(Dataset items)
--- Start ---
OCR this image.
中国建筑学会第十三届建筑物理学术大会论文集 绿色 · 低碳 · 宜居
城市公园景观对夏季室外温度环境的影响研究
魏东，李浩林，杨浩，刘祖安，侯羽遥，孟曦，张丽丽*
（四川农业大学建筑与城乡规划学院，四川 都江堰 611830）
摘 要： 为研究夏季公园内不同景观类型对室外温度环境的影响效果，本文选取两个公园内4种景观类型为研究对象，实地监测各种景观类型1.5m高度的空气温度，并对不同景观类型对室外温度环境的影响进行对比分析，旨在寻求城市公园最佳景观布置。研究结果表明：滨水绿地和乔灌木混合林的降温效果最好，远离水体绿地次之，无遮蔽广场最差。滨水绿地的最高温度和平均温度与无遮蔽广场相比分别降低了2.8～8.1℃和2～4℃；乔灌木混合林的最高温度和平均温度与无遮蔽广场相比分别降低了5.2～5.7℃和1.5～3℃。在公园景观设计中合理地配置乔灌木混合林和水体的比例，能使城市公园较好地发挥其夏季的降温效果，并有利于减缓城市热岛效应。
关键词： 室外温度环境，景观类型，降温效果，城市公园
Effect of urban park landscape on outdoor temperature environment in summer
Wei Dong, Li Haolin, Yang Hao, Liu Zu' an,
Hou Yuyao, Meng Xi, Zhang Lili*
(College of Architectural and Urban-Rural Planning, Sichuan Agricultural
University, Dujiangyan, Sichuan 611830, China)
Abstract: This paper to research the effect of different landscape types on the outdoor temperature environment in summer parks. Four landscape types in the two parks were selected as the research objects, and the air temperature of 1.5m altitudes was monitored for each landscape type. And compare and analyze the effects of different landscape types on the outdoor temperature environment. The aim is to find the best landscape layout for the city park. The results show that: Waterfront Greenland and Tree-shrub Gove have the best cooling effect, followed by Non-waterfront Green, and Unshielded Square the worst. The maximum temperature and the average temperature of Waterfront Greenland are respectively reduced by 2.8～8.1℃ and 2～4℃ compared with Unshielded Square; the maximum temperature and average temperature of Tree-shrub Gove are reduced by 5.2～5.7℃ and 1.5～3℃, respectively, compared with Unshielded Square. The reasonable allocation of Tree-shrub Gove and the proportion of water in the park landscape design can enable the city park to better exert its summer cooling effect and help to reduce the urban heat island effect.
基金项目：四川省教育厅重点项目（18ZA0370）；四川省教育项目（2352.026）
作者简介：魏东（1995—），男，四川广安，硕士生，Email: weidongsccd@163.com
--- End ---
__Job__. Find the lines above that contain the word "Sichuan" and collect them.

__Task response__.
(College of Architectural and Urban-Rural Planning, Sichuan Agricultural
University, Dujiangyan, Sichuan 611830, China)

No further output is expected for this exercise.